Start of Record set

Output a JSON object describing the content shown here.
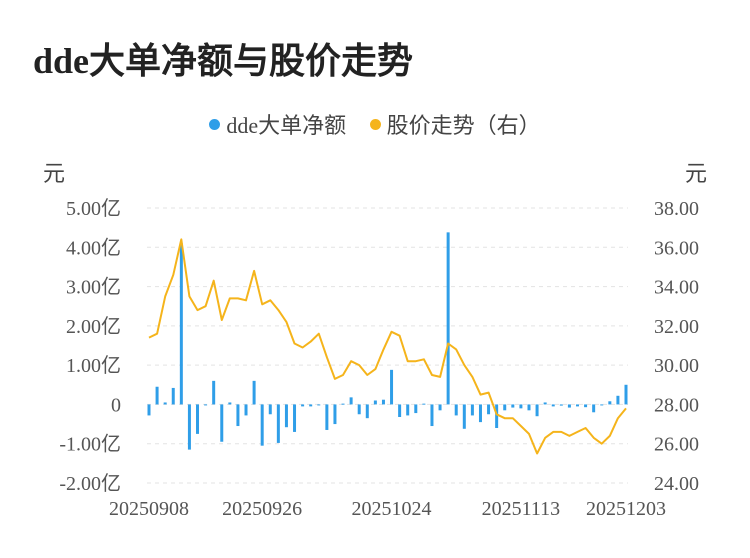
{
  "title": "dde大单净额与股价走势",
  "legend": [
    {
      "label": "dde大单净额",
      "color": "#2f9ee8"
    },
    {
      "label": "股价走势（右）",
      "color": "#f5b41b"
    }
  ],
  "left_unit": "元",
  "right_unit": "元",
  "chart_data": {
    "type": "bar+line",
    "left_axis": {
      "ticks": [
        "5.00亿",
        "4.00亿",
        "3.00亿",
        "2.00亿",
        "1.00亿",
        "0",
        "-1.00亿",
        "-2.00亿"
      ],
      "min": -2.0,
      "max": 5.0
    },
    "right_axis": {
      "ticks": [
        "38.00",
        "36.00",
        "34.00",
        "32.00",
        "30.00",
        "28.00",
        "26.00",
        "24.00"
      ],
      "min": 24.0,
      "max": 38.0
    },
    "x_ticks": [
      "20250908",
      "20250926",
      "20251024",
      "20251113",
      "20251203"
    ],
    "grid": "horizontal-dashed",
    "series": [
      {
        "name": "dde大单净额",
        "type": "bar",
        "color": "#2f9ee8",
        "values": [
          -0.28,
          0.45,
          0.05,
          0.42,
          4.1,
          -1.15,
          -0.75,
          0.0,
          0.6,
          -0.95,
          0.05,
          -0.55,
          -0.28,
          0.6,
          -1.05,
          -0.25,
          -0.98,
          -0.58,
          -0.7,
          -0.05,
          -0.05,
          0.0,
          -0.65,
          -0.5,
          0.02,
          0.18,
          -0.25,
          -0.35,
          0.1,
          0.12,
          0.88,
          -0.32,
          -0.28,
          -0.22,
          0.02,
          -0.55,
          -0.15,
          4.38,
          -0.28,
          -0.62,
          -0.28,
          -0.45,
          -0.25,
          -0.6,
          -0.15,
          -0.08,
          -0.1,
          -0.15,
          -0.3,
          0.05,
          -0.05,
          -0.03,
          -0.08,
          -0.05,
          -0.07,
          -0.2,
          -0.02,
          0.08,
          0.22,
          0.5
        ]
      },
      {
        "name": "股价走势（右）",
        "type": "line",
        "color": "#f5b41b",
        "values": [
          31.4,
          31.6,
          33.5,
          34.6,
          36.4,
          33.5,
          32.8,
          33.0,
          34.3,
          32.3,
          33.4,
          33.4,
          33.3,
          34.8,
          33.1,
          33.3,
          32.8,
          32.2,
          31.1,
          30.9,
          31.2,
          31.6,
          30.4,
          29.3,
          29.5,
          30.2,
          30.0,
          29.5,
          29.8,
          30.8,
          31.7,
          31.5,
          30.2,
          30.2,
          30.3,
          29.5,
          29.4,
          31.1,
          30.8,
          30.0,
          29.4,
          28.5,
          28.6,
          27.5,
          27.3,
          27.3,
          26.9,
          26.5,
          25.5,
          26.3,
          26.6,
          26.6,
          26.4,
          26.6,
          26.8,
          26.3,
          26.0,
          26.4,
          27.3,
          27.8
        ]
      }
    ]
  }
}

End of Record set

Every line above should be returned exactly; the pictures stay out.

Output a JSON object describing the content shown here.
{
  "title": "dde大单净额与股价走势",
  "legend": [
    {
      "label": "dde大单净额",
      "color": "#2f9ee8"
    },
    {
      "label": "股价走势（右）",
      "color": "#f5b41b"
    }
  ],
  "left_unit": "元",
  "right_unit": "元",
  "chart_data": {
    "type": "bar+line",
    "left_axis": {
      "ticks": [
        "5.00亿",
        "4.00亿",
        "3.00亿",
        "2.00亿",
        "1.00亿",
        "0",
        "-1.00亿",
        "-2.00亿"
      ],
      "min": -2.0,
      "max": 5.0
    },
    "right_axis": {
      "ticks": [
        "38.00",
        "36.00",
        "34.00",
        "32.00",
        "30.00",
        "28.00",
        "26.00",
        "24.00"
      ],
      "min": 24.0,
      "max": 38.0
    },
    "x_ticks": [
      "20250908",
      "20250926",
      "20251024",
      "20251113",
      "20251203"
    ],
    "grid": "horizontal-dashed",
    "series": [
      {
        "name": "dde大单净额",
        "type": "bar",
        "color": "#2f9ee8",
        "values": [
          -0.28,
          0.45,
          0.05,
          0.42,
          4.1,
          -1.15,
          -0.75,
          0.0,
          0.6,
          -0.95,
          0.05,
          -0.55,
          -0.28,
          0.6,
          -1.05,
          -0.25,
          -0.98,
          -0.58,
          -0.7,
          -0.05,
          -0.05,
          0.0,
          -0.65,
          -0.5,
          0.02,
          0.18,
          -0.25,
          -0.35,
          0.1,
          0.12,
          0.88,
          -0.32,
          -0.28,
          -0.22,
          0.02,
          -0.55,
          -0.15,
          4.38,
          -0.28,
          -0.62,
          -0.28,
          -0.45,
          -0.25,
          -0.6,
          -0.15,
          -0.08,
          -0.1,
          -0.15,
          -0.3,
          0.05,
          -0.05,
          -0.03,
          -0.08,
          -0.05,
          -0.07,
          -0.2,
          -0.02,
          0.08,
          0.22,
          0.5
        ]
      },
      {
        "name": "股价走势（右）",
        "type": "line",
        "color": "#f5b41b",
        "values": [
          31.4,
          31.6,
          33.5,
          34.6,
          36.4,
          33.5,
          32.8,
          33.0,
          34.3,
          32.3,
          33.4,
          33.4,
          33.3,
          34.8,
          33.1,
          33.3,
          32.8,
          32.2,
          31.1,
          30.9,
          31.2,
          31.6,
          30.4,
          29.3,
          29.5,
          30.2,
          30.0,
          29.5,
          29.8,
          30.8,
          31.7,
          31.5,
          30.2,
          30.2,
          30.3,
          29.5,
          29.4,
          31.1,
          30.8,
          30.0,
          29.4,
          28.5,
          28.6,
          27.5,
          27.3,
          27.3,
          26.9,
          26.5,
          25.5,
          26.3,
          26.6,
          26.6,
          26.4,
          26.6,
          26.8,
          26.3,
          26.0,
          26.4,
          27.3,
          27.8
        ]
      }
    ]
  }
}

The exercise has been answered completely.